Can you give all the records again without altering a single character?
== Exercise material ==
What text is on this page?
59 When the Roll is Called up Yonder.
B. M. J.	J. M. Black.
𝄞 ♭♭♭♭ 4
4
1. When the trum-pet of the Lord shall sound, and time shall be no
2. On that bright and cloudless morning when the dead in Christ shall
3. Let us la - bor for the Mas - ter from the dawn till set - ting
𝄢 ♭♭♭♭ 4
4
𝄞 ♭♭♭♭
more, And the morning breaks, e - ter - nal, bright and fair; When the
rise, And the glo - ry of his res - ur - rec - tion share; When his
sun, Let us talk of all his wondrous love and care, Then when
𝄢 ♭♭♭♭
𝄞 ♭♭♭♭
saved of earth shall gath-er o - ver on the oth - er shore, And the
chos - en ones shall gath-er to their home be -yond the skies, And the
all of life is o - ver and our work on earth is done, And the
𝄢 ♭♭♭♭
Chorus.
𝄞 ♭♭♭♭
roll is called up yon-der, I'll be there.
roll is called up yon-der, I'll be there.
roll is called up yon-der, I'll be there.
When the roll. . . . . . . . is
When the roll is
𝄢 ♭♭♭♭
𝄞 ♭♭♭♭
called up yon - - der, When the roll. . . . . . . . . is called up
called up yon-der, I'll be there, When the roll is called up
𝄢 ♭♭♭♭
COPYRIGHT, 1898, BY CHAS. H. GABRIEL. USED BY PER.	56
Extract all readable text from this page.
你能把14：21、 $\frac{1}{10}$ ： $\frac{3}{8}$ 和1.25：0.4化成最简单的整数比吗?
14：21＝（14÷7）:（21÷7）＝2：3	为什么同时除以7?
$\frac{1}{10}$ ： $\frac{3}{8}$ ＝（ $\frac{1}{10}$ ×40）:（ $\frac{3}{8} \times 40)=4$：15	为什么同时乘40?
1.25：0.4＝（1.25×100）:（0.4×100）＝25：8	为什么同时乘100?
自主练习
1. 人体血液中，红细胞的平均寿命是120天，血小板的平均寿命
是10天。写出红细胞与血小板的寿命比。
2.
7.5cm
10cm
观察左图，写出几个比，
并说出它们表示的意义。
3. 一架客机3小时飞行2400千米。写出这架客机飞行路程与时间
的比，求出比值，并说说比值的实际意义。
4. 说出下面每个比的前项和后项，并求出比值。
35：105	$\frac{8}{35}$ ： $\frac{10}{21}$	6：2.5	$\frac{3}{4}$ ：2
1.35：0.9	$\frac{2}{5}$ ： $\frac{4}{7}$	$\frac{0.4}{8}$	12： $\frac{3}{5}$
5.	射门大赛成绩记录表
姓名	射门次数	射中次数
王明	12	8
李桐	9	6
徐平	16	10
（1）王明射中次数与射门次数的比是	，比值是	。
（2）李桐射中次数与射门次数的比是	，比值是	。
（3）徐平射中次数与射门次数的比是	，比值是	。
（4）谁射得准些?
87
===
## Problem solution
What text is on this page?
59 When the Roll is Called up Yonder.
B. M. J.	J. M. Black.
𝄞 ♭♭♭♭ 4
4
1. When the trum-pet of the Lord shall sound, and time shall be no
2. On that bright and cloudless morning when the dead in Christ shall
3. Let us la - bor for the Mas - ter from the dawn till set - ting
𝄢 ♭♭♭♭ 4
4
𝄞 ♭♭♭♭
more, And the morning breaks, e - ter - nal, bright and fair; When the
rise, And the glo - ry of his res - ur - rec - tion share; When his
sun, Let us talk of all his wondrous love and care, Then when
𝄢 ♭♭♭♭
𝄞 ♭♭♭♭
saved of earth shall gath-er o - ver on the oth - er shore, And the
chos - en ones shall gath-er to their home be -yond the skies, And the
all of life is o - ver and our work on earth is done, And the
𝄢 ♭♭♭♭
Chorus.
𝄞 ♭♭♭♭
roll is called up yon-der, I'll be there.
roll is called up yon-der, I'll be there.
roll is called up yon-der, I'll be there.
When the roll. . . . . . . . is
When the roll is
𝄢 ♭♭♭♭
𝄞 ♭♭♭♭
called up yon - - der, When the roll. . . . . . . . . is called up
called up yon-der, I'll be there, When the roll is called up
𝄢 ♭♭♭♭
COPYRIGHT, 1898, BY CHAS. H. GABRIEL. USED BY PER.	56
Extract all readable text from this page.
你能把14：21、 $\frac{1}{10}$ ： $\frac{3}{8}$ 和1.25：0.4化成最简单的整数比吗?
14：21＝（14÷7）:（21÷7）＝2：3	为什么同时除以7?
$\frac{1}{10}$ ： $\frac{3}{8}$ ＝（ $\frac{1}{10}$ ×40）:（ $\frac{3}{8} \times 40)=4$：15	为什么同时乘40?
1.25：0.4＝（1.25×100）:（0.4×100）＝25：8	为什么同时乘100?
自主练习
1. 人体血液中，红细胞的平均寿命是120天，血小板的平均寿命
是10天。写出红细胞与血小板的寿命比。
2.
7.5cm
10cm
观察左图，写出几个比，
并说出它们表示的意义。
3. 一架客机3小时飞行2400千米。写出这架客机飞行路程与时间
的比，求出比值，并说说比值的实际意义。
4. 说出下面每个比的前项和后项，并求出比值。
35：105	$\frac{8}{35}$ ： $\frac{10}{21}$	6：2.5	$\frac{3}{4}$ ：2
1.35：0.9	$\frac{2}{5}$ ： $\frac{4}{7}$	$\frac{0.4}{8}$	12： $\frac{3}{5}$
5.	射门大赛成绩记录表
姓名	射门次数	射中次数
王明	12	8
李桐	9	6
徐平	16	10
（1）王明射中次数与射门次数的比是	，比值是	。
（2）李桐射中次数与射门次数的比是	，比值是	。
（3）徐平射中次数与射门次数的比是	，比值是	。
（4）谁射得准些?
87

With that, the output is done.